Written request - Return all of the lines below exactly as they are.
**** Available records
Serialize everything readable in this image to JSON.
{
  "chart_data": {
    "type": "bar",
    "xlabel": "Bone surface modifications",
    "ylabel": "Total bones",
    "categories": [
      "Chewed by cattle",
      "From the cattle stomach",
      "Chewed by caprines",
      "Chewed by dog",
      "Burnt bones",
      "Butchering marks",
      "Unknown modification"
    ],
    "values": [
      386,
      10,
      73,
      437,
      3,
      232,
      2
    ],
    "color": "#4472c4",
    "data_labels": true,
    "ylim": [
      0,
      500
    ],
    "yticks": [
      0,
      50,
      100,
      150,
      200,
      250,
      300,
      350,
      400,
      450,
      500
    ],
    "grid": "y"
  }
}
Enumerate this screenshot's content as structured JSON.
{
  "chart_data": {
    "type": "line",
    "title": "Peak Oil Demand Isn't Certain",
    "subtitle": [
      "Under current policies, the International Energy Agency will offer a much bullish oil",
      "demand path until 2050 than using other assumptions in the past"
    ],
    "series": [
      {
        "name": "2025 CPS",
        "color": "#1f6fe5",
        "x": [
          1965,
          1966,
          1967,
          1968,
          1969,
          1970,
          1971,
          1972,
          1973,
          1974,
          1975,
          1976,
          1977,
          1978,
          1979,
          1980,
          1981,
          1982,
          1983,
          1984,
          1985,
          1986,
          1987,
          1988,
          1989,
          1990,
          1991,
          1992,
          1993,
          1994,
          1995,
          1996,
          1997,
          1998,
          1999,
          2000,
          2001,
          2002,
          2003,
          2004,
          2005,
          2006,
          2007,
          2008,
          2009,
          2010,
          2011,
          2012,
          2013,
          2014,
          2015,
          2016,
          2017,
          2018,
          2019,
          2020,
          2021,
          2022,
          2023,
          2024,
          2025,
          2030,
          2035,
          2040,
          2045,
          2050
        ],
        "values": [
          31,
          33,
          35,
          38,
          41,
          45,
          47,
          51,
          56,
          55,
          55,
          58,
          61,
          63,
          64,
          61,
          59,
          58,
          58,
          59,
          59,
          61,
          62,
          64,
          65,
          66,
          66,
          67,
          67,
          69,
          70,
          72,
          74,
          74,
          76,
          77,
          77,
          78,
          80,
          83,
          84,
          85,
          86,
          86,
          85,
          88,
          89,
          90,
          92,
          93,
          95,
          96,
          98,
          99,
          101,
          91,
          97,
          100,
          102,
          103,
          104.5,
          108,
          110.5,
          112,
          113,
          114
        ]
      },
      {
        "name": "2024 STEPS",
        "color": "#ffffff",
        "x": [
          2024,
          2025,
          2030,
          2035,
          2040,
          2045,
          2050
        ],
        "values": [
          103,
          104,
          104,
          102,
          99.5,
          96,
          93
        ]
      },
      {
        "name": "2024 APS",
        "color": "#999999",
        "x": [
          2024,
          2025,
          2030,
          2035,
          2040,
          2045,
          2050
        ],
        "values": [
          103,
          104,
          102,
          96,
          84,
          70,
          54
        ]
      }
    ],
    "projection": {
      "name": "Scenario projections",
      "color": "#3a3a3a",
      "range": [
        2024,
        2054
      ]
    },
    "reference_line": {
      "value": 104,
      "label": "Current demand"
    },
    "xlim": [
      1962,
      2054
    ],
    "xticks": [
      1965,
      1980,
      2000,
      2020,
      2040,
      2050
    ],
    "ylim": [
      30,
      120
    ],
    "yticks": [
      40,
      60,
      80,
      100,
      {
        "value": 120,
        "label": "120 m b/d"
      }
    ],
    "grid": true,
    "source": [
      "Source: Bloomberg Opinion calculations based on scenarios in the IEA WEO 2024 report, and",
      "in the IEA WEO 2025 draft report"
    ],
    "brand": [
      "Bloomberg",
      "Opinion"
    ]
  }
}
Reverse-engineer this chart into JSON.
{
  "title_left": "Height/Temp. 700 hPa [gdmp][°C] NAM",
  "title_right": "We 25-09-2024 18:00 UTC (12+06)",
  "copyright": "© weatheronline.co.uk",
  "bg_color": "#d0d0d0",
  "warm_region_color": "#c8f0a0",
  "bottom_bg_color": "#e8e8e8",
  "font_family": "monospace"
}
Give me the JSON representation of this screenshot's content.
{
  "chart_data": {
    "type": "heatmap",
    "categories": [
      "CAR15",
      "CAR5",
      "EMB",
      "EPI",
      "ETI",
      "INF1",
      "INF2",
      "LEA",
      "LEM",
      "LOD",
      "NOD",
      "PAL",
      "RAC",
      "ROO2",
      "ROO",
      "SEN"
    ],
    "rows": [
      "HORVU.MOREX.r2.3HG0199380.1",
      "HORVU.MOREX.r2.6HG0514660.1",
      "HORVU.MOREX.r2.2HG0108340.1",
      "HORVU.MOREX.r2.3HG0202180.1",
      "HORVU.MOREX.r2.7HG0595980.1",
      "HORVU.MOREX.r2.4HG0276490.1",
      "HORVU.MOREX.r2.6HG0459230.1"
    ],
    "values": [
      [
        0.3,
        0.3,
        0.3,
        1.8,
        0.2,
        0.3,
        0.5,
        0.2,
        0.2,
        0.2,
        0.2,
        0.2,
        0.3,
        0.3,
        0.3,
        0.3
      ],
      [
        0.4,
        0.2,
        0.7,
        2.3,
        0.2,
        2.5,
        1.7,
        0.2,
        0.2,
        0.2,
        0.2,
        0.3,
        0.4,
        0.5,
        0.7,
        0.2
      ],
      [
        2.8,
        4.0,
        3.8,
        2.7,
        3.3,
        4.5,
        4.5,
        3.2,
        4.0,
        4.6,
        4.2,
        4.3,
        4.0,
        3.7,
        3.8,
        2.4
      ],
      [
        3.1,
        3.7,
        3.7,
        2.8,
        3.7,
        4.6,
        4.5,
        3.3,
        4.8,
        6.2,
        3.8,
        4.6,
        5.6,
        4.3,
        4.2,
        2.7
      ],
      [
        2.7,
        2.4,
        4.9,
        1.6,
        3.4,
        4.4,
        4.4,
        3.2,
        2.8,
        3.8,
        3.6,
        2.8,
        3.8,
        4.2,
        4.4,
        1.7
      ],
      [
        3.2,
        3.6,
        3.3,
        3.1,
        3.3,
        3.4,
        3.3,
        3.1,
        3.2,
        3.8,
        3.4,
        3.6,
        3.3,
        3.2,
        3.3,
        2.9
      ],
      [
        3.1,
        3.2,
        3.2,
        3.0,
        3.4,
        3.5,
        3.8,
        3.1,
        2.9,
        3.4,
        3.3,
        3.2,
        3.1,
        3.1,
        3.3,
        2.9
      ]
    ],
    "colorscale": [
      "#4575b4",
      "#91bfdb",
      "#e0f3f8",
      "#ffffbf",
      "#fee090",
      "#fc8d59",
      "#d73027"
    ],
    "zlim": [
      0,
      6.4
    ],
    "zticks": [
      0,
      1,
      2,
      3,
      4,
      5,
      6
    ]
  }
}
********
Answer for this exercise -
Serialize everything readable in this image to JSON.
{
  "chart_data": {
    "type": "bar",
    "xlabel": "Bone surface modifications",
    "ylabel": "Total bones",
    "categories": [
      "Chewed by cattle",
      "From the cattle stomach",
      "Chewed by caprines",
      "Chewed by dog",
      "Burnt bones",
      "Butchering marks",
      "Unknown modification"
    ],
    "values": [
      386,
      10,
      73,
      437,
      3,
      232,
      2
    ],
    "color": "#4472c4",
    "data_labels": true,
    "ylim": [
      0,
      500
    ],
    "yticks": [
      0,
      50,
      100,
      150,
      200,
      250,
      300,
      350,
      400,
      450,
      500
    ],
    "grid": "y"
  }
}
Enumerate this screenshot's content as structured JSON.
{
  "chart_data": {
    "type": "line",
    "title": "Peak Oil Demand Isn't Certain",
    "subtitle": [
      "Under current policies, the International Energy Agency will offer a much bullish oil",
      "demand path until 2050 than using other assumptions in the past"
    ],
    "series": [
      {
        "name": "2025 CPS",
        "color": "#1f6fe5",
        "x": [
          1965,
          1966,
          1967,
          1968,
          1969,
          1970,
          1971,
          1972,
          1973,
          1974,
          1975,
          1976,
          1977,
          1978,
          1979,
          1980,
          1981,
          1982,
          1983,
          1984,
          1985,
          1986,
          1987,
          1988,
          1989,
          1990,
          1991,
          1992,
          1993,
          1994,
          1995,
          1996,
          1997,
          1998,
          1999,
          2000,
          2001,
          2002,
          2003,
          2004,
          2005,
          2006,
          2007,
          2008,
          2009,
          2010,
          2011,
          2012,
          2013,
          2014,
          2015,
          2016,
          2017,
          2018,
          2019,
          2020,
          2021,
          2022,
          2023,
          2024,
          2025,
          2030,
          2035,
          2040,
          2045,
          2050
        ],
        "values": [
          31,
          33,
          35,
          38,
          41,
          45,
          47,
          51,
          56,
          55,
          55,
          58,
          61,
          63,
          64,
          61,
          59,
          58,
          58,
          59,
          59,
          61,
          62,
          64,
          65,
          66,
          66,
          67,
          67,
          69,
          70,
          72,
          74,
          74,
          76,
          77,
          77,
          78,
          80,
          83,
          84,
          85,
          86,
          86,
          85,
          88,
          89,
          90,
          92,
          93,
          95,
          96,
          98,
          99,
          101,
          91,
          97,
          100,
          102,
          103,
          104.5,
          108,
          110.5,
          112,
          113,
          114
        ]
      },
      {
        "name": "2024 STEPS",
        "color": "#ffffff",
        "x": [
          2024,
          2025,
          2030,
          2035,
          2040,
          2045,
          2050
        ],
        "values": [
          103,
          104,
          104,
          102,
          99.5,
          96,
          93
        ]
      },
      {
        "name": "2024 APS",
        "color": "#999999",
        "x": [
          2024,
          2025,
          2030,
          2035,
          2040,
          2045,
          2050
        ],
        "values": [
          103,
          104,
          102,
          96,
          84,
          70,
          54
        ]
      }
    ],
    "projection": {
      "name": "Scenario projections",
      "color": "#3a3a3a",
      "range": [
        2024,
        2054
      ]
    },
    "reference_line": {
      "value": 104,
      "label": "Current demand"
    },
    "xlim": [
      1962,
      2054
    ],
    "xticks": [
      1965,
      1980,
      2000,
      2020,
      2040,
      2050
    ],
    "ylim": [
      30,
      120
    ],
    "yticks": [
      40,
      60,
      80,
      100,
      {
        "value": 120,
        "label": "120 m b/d"
      }
    ],
    "grid": true,
    "source": [
      "Source: Bloomberg Opinion calculations based on scenarios in the IEA WEO 2024 report, and",
      "in the IEA WEO 2025 draft report"
    ],
    "brand": [
      "Bloomberg",
      "Opinion"
    ]
  }
}
Reverse-engineer this chart into JSON.
{
  "title_left": "Height/Temp. 700 hPa [gdmp][°C] NAM",
  "title_right": "We 25-09-2024 18:00 UTC (12+06)",
  "copyright": "© weatheronline.co.uk",
  "bg_color": "#d0d0d0",
  "warm_region_color": "#c8f0a0",
  "bottom_bg_color": "#e8e8e8",
  "font_family": "monospace"
}
Give me the JSON representation of this screenshot's content.
{
  "chart_data": {
    "type": "heatmap",
    "categories": [
      "CAR15",
      "CAR5",
      "EMB",
      "EPI",
      "ETI",
      "INF1",
      "INF2",
      "LEA",
      "LEM",
      "LOD",
      "NOD",
      "PAL",
      "RAC",
      "ROO2",
      "ROO",
      "SEN"
    ],
    "rows": [
      "HORVU.MOREX.r2.3HG0199380.1",
      "HORVU.MOREX.r2.6HG0514660.1",
      "HORVU.MOREX.r2.2HG0108340.1",
      "HORVU.MOREX.r2.3HG0202180.1",
      "HORVU.MOREX.r2.7HG0595980.1",
      "HORVU.MOREX.r2.4HG0276490.1",
      "HORVU.MOREX.r2.6HG0459230.1"
    ],
    "values": [
      [
        0.3,
        0.3,
        0.3,
        1.8,
        0.2,
        0.3,
        0.5,
        0.2,
        0.2,
        0.2,
        0.2,
        0.2,
        0.3,
        0.3,
        0.3,
        0.3
      ],
      [
        0.4,
        0.2,
        0.7,
        2.3,
        0.2,
        2.5,
        1.7,
        0.2,
        0.2,
        0.2,
        0.2,
        0.3,
        0.4,
        0.5,
        0.7,
        0.2
      ],
      [
        2.8,
        4.0,
        3.8,
        2.7,
        3.3,
        4.5,
        4.5,
        3.2,
        4.0,
        4.6,
        4.2,
        4.3,
        4.0,
        3.7,
        3.8,
        2.4
      ],
      [
        3.1,
        3.7,
        3.7,
        2.8,
        3.7,
        4.6,
        4.5,
        3.3,
        4.8,
        6.2,
        3.8,
        4.6,
        5.6,
        4.3,
        4.2,
        2.7
      ],
      [
        2.7,
        2.4,
        4.9,
        1.6,
        3.4,
        4.4,
        4.4,
        3.2,
        2.8,
        3.8,
        3.6,
        2.8,
        3.8,
        4.2,
        4.4,
        1.7
      ],
      [
        3.2,
        3.6,
        3.3,
        3.1,
        3.3,
        3.4,
        3.3,
        3.1,
        3.2,
        3.8,
        3.4,
        3.6,
        3.3,
        3.2,
        3.3,
        2.9
      ],
      [
        3.1,
        3.2,
        3.2,
        3.0,
        3.4,
        3.5,
        3.8,
        3.1,
        2.9,
        3.4,
        3.3,
        3.2,
        3.1,
        3.1,
        3.3,
        2.9
      ]
    ],
    "colorscale": [
      "#4575b4",
      "#91bfdb",
      "#e0f3f8",
      "#ffffbf",
      "#fee090",
      "#fc8d59",
      "#d73027"
    ],
    "zlim": [
      0,
      6.4
    ],
    "zticks": [
      0,
      1,
      2,
      3,
      4,
      5,
      6
    ]
  }
}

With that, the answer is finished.